### Materials provided
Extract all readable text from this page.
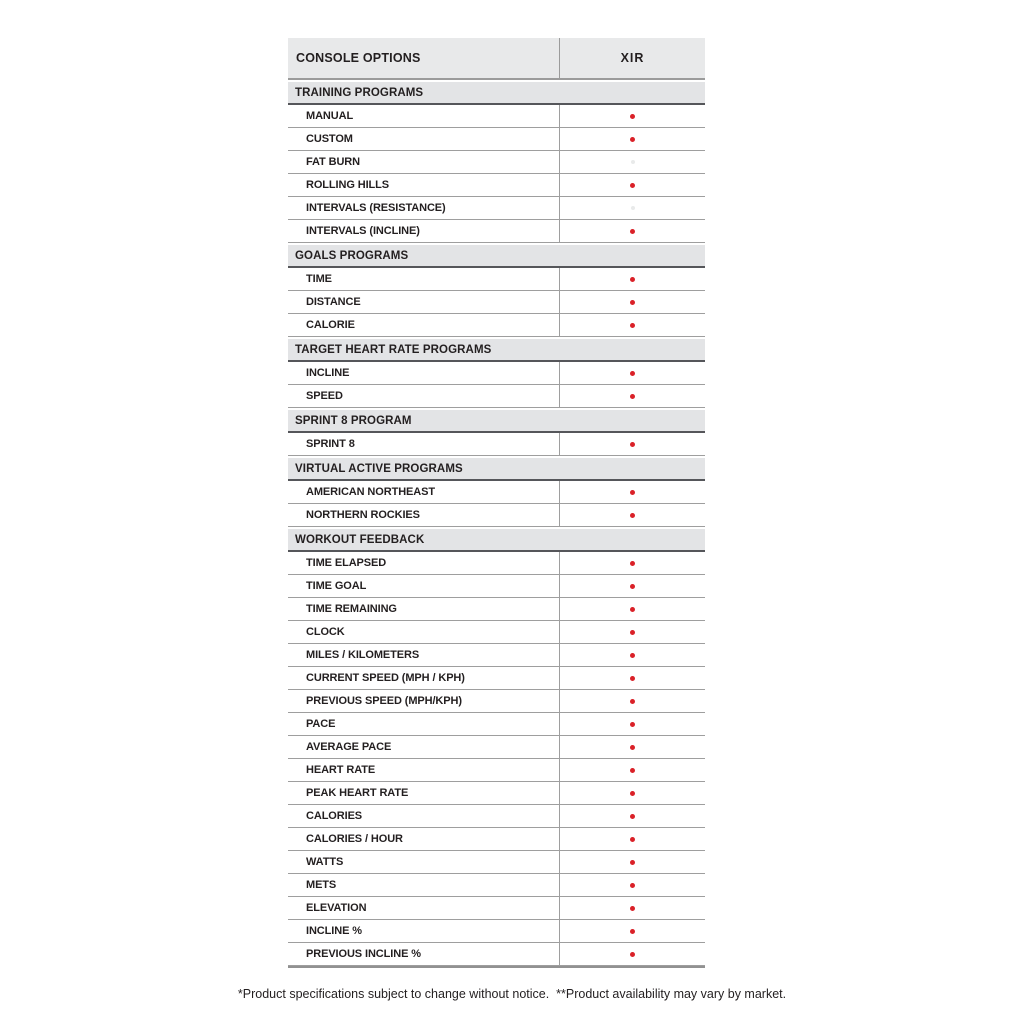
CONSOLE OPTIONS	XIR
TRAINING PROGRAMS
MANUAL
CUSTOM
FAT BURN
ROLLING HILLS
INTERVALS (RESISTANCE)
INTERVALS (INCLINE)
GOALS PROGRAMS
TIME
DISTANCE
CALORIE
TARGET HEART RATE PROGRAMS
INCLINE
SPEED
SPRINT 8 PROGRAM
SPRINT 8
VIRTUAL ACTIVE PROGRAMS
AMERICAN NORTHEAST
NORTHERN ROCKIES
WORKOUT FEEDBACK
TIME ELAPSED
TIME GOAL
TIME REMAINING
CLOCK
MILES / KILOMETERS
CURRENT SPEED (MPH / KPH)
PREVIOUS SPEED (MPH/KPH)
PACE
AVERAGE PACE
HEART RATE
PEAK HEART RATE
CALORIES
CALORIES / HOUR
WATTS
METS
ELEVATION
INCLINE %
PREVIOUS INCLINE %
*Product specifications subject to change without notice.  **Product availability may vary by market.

### What this task involves
Restate each line of the records exactly; pictures do not belong in the copy.

### Response to this task
Extract all readable text from this page.
CONSOLE OPTIONS	XIR
TRAINING PROGRAMS
MANUAL
CUSTOM
FAT BURN
ROLLING HILLS
INTERVALS (RESISTANCE)
INTERVALS (INCLINE)
GOALS PROGRAMS
TIME
DISTANCE
CALORIE
TARGET HEART RATE PROGRAMS
INCLINE
SPEED
SPRINT 8 PROGRAM
SPRINT 8
VIRTUAL ACTIVE PROGRAMS
AMERICAN NORTHEAST
NORTHERN ROCKIES
WORKOUT FEEDBACK
TIME ELAPSED
TIME GOAL
TIME REMAINING
CLOCK
MILES / KILOMETERS
CURRENT SPEED (MPH / KPH)
PREVIOUS SPEED (MPH/KPH)
PACE
AVERAGE PACE
HEART RATE
PEAK HEART RATE
CALORIES
CALORIES / HOUR
WATTS
METS
ELEVATION
INCLINE %
PREVIOUS INCLINE %
*Product specifications subject to change without notice.  **Product availability may vary by market.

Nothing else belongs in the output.